SOURCE TEXT:
Segment Open

EXCLUSIVE: Mace hosts wellbeing week for 6,500 global staff

EXCLUSIVE: Construction and facilities management organisation Mace hosted a wellbeing week for its 6,300 worldwide employees in November 2018, to help launch its annual engagement and wellbeing survey, as well as to align with its five-year health and wellbeing plan.

Mace has employees operating in over 40 countries, with more than 300 UK-based construction projects.

Spearheaded by 153 global employee wellbeing ambassadors, the wellbeing week ran during the week of 5 November 2018, in 50 sites across the majority of Mace’s operating countries, although some locations hosted the wellbeing week at a different time, in order to accommodate business priorities. The wellbeing ambassadors were given the responsibility of organising the wellbeing week activities, structured around a 'five ways of wellbeing' theme.

Dr Judith Grant, director of health and wellbeing at Mace, said: “[We] really empowered [the wellbeing ambassadors] to come up with what works for them, because what works for us in London may be very different to what works for some of our teams in Dubai or Pakistan, and wellbeing will mean different things to different people. Using the 'five ways to wellbeing' was a nice structure that everyone could understand and then set up what they wanted to do individually.”

The five pillars involved in this theme are: give, take notice, be active, keep learning and connect. Based around these principles, the organisation recorded 350 different activities that were planned as part of the wellbeing week. Among others, these included volunteering opportunities, lunchtime walks, tea and talk sessions, attending art galleries, yoga classes, spinning sessions, high intensity interval training workouts, art classes and Spanish tutorials.

Employees were also encouraged to network with each other while participating in activities, and many staff engaged using #MaceWellbeingWeek on social media.

The wellbeing week corresponded with Mace's wider five-year health and wellbeing plan, which will be a focus for the business until 2022. One pillar of this strategy is around creating wellbeing opportunities and raising awareness of the available support that can help employees with their health and wellness. This is where the wellbeing week fits into Mace’s broader wellbeing roadmap. “It has to be part of a wider health and wellbeing strategy,” Grant explained. “Wellbeing week was one element of a far wider organisational strategy to improve health and wellbeing.”

Segment Closed

DATA SUPPLIED:
Segment Open

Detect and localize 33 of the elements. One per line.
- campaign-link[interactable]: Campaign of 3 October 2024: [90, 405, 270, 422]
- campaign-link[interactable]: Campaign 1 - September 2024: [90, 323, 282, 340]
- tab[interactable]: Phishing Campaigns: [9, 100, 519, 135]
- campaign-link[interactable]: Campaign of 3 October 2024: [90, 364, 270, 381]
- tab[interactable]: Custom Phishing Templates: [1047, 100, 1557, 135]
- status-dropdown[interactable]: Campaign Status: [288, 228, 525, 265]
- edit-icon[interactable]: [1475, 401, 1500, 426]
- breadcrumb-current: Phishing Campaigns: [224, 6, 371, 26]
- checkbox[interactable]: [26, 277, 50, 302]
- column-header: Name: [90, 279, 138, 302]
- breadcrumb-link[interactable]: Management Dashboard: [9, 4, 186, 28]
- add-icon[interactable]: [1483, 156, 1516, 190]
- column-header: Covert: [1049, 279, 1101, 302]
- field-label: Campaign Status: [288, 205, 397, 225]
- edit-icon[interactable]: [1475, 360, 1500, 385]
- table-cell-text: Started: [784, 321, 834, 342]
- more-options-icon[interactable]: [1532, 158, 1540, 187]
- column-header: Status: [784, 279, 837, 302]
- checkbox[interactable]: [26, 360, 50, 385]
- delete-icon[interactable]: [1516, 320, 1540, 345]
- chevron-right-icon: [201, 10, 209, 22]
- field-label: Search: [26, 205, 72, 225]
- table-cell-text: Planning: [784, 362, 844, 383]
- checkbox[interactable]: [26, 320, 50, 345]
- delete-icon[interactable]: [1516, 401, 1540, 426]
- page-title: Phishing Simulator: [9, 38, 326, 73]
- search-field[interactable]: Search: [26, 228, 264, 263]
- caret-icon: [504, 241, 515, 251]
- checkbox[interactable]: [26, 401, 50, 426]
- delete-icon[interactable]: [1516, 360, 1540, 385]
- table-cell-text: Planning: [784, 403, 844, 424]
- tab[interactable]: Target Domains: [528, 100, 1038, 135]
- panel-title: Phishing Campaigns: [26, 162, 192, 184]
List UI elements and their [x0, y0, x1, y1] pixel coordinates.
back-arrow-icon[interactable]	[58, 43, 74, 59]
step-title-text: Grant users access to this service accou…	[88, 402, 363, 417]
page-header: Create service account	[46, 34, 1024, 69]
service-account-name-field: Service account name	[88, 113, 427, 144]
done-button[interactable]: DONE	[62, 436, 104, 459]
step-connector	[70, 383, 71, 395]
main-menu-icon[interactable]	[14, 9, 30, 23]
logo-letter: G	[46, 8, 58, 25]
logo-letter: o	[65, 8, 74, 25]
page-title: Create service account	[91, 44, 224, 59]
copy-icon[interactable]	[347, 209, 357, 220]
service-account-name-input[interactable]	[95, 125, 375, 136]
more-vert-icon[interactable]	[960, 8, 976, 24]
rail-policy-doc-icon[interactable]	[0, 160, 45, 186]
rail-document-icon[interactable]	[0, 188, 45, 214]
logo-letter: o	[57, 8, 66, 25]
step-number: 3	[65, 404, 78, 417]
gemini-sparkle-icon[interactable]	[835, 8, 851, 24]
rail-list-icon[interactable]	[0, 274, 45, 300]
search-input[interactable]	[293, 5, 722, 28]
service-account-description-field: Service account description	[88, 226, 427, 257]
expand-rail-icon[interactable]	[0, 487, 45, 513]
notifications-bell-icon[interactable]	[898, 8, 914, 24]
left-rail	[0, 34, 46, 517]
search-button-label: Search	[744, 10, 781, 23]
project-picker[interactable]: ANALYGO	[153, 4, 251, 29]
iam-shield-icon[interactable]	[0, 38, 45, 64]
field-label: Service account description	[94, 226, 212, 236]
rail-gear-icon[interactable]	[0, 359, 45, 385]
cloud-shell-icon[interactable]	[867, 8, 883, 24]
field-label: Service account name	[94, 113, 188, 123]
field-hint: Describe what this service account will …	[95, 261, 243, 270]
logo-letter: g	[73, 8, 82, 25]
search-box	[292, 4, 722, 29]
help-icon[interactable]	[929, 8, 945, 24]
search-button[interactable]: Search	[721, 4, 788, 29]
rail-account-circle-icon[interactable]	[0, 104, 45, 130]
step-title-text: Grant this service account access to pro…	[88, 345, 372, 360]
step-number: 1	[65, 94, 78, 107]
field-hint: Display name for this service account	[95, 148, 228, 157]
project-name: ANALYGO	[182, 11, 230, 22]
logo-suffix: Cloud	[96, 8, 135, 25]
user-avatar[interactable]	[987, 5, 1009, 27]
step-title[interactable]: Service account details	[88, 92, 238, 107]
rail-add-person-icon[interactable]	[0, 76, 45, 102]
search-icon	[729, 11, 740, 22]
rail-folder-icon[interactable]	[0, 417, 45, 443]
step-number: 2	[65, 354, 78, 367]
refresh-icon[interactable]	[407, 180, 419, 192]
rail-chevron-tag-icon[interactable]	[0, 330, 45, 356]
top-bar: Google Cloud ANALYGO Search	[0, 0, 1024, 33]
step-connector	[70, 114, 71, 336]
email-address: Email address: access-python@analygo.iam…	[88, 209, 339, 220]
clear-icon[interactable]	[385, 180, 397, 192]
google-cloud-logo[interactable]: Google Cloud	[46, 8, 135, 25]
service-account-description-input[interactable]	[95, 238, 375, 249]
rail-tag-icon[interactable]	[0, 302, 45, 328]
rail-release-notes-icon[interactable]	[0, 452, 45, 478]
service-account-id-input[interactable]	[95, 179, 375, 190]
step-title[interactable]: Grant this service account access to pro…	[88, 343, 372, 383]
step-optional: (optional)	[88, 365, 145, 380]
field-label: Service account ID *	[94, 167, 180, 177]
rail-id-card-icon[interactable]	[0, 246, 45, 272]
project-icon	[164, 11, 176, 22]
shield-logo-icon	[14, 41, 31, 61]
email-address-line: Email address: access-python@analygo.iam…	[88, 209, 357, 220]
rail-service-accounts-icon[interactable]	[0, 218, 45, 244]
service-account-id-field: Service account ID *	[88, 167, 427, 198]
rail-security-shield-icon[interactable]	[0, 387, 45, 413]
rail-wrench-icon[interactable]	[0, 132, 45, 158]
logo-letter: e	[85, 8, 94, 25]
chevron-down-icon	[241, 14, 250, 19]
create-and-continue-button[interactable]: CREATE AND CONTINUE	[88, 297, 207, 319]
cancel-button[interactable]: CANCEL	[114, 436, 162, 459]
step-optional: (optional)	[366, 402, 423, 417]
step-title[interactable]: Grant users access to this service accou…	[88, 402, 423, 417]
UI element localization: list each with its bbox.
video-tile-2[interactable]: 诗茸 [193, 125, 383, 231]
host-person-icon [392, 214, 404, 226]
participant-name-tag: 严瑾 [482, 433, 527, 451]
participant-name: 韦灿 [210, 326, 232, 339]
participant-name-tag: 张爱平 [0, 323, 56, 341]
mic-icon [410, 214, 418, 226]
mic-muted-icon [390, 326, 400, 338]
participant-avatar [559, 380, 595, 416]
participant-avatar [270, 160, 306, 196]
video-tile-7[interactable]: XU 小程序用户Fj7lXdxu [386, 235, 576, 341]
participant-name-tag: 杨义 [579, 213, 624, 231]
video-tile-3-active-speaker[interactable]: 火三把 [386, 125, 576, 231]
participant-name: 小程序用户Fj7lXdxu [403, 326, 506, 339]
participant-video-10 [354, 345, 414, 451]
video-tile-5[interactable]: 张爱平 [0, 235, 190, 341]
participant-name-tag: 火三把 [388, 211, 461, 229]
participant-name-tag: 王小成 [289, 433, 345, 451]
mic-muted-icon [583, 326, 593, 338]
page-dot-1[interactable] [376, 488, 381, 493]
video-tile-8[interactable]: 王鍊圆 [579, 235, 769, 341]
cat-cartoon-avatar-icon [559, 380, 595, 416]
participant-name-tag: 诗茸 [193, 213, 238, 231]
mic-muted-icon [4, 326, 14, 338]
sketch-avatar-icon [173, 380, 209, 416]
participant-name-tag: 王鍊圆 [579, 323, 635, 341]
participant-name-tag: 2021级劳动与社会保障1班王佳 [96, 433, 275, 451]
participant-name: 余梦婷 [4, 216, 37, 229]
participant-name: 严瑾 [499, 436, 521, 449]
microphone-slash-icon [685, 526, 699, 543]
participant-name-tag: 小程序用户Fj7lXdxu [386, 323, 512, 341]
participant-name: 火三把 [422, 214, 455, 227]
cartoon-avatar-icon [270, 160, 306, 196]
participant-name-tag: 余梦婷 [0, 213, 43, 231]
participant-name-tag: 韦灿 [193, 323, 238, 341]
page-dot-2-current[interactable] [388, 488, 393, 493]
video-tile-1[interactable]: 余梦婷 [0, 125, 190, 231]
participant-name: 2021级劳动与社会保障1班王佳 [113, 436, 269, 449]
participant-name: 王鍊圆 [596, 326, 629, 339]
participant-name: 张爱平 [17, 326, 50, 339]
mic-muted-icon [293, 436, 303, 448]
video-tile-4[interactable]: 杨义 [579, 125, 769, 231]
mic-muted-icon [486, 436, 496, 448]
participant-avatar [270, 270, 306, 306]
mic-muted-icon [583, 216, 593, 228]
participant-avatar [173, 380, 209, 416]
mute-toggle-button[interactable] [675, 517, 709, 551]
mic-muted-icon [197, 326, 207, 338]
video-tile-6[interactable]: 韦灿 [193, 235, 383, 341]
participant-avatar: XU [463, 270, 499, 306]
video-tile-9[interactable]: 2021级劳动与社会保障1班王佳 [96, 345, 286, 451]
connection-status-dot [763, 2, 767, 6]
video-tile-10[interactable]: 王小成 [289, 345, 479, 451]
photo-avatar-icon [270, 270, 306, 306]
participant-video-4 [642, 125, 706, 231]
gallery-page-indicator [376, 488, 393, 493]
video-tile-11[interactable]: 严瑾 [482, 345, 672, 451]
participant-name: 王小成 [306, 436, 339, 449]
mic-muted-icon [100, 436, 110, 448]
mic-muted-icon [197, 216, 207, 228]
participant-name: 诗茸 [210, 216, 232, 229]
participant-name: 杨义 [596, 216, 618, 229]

Segment Closed

INSTRUCTIONS:
a) In the article about Mace's wellbeing week, translate this sentence into Spanish: "Mace has employees operating in over 40 countries, with more than 300 UK-based construction projects."
b) Continue the article about Mace's wellbeing week from the point where it stops.

ANSWERS FOR THE EXERCISE:
a) Mace tiene empleados que trabajan en más de 40 países, con más de 300 proyectos de construcción con sede en el Reino Unido.

b)
The other pillars of Mace’s five-year plan include managing the health risks common in the construction industry, such as noise, dust and stress, becoming thought leaders and sharing best practice to champion health and wellness within the sector, developing healthy buildings to minimise health and wellbeing risks and looking at community wellbeing and sustainability, for example carbon emissions and sourcing resources responsibly.

Mace further used its wellbeing week to launch its wellbeing and engagement survey, which this year generated a 68% response rate. The 2017 edition of the survey was used to inform and underpin the organisation’s health and wellbeing plan, so the 2018 survey was designed to track changes and developments, as well as to generate leading indicators that demonstrate the wellbeing of the business.

The survey covered topics such as employee resilience, job satisfaction, engagement, and healthy behaviour habits and information; the latter category includes, for example, smoking, diet, hydration and exercise, sleep, psychological wellbeing and mental health, stress, working relationships, workloads and productivity.

The 2018 survey was communicated to employees using a multi-pronged approach, comprising messages on the intranet, webinars with wellbeing ambassadors, emails, and briefing sessions with the HR team, health, safety and wellbeing team and the sustainability team, who would cascade information back to the business. The survey was also championed by the organisation’s chief executive officer and board members.

The data from the 2018 survey is still being collated and will be fed back to both the group board and employees in February 2019.

Grant concluded: “We recognise the wellbeing week on its own is not a wellbeing strategy. As part of a well-put-together health and wellbeing plan, it can, [however], be a really effective way of engaging with the business and encouraging people to engage with the wider wellbeing agenda.”